───── RECORDS PROVIDED ─────

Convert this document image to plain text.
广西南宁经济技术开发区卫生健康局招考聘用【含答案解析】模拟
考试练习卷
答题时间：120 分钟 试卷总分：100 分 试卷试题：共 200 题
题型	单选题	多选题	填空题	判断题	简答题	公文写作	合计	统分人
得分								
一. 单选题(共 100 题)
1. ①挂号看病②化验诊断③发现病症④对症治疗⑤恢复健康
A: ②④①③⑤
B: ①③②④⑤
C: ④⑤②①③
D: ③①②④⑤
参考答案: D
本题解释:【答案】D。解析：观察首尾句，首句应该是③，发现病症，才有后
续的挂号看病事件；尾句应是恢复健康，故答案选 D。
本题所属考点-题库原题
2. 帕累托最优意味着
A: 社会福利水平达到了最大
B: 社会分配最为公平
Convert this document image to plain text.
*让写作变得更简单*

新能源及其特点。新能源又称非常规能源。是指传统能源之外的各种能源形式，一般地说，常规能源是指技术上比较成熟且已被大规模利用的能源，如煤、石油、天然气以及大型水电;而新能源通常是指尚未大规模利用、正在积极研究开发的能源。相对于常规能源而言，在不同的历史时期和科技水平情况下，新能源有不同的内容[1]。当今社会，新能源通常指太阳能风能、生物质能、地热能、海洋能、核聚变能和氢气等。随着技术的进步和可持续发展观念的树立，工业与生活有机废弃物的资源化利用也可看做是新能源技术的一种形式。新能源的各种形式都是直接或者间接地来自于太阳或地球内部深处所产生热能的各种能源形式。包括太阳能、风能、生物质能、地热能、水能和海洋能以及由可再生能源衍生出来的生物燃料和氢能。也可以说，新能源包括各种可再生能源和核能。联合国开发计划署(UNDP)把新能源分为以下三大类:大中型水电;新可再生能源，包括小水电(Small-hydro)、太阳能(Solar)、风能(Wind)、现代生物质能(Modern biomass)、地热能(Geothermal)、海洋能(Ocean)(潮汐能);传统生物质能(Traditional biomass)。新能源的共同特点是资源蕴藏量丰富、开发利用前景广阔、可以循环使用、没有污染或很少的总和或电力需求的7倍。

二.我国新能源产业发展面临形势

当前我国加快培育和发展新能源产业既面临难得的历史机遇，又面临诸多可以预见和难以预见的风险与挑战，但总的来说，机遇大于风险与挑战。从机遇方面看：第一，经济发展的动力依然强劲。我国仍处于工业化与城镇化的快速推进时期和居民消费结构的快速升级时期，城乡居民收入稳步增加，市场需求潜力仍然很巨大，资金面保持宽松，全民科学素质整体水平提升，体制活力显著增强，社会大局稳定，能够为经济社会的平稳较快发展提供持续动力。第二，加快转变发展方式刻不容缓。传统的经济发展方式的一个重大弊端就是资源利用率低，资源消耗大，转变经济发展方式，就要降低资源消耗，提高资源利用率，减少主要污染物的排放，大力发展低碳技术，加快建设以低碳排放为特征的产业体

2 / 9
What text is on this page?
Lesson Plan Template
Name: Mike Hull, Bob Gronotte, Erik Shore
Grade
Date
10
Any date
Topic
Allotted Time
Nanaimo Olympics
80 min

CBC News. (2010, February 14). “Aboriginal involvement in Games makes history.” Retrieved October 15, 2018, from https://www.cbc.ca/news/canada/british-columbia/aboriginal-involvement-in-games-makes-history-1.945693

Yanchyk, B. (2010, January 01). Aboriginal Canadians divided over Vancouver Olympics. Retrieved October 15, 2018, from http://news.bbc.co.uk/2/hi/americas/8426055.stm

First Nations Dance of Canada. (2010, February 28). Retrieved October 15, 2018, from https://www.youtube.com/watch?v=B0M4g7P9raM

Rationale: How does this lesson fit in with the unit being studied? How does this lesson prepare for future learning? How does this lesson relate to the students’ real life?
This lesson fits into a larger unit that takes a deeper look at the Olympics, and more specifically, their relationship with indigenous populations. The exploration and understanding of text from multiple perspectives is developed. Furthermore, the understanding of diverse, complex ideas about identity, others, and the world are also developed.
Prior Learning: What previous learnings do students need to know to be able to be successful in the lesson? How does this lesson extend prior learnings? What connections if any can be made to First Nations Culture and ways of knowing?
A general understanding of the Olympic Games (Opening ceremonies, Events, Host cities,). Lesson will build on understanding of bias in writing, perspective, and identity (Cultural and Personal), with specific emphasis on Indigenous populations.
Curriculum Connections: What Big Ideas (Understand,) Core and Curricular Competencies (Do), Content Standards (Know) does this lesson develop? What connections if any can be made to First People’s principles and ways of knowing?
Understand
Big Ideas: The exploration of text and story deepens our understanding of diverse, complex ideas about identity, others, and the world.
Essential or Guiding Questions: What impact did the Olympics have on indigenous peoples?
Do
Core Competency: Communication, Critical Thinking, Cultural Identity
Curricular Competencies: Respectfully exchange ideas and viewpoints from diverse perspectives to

─────

WHAT IS BEING ASKED :: Tally the lines that hold the string "diverse" and state the total, nothing more.

TASK ANSWER :: 3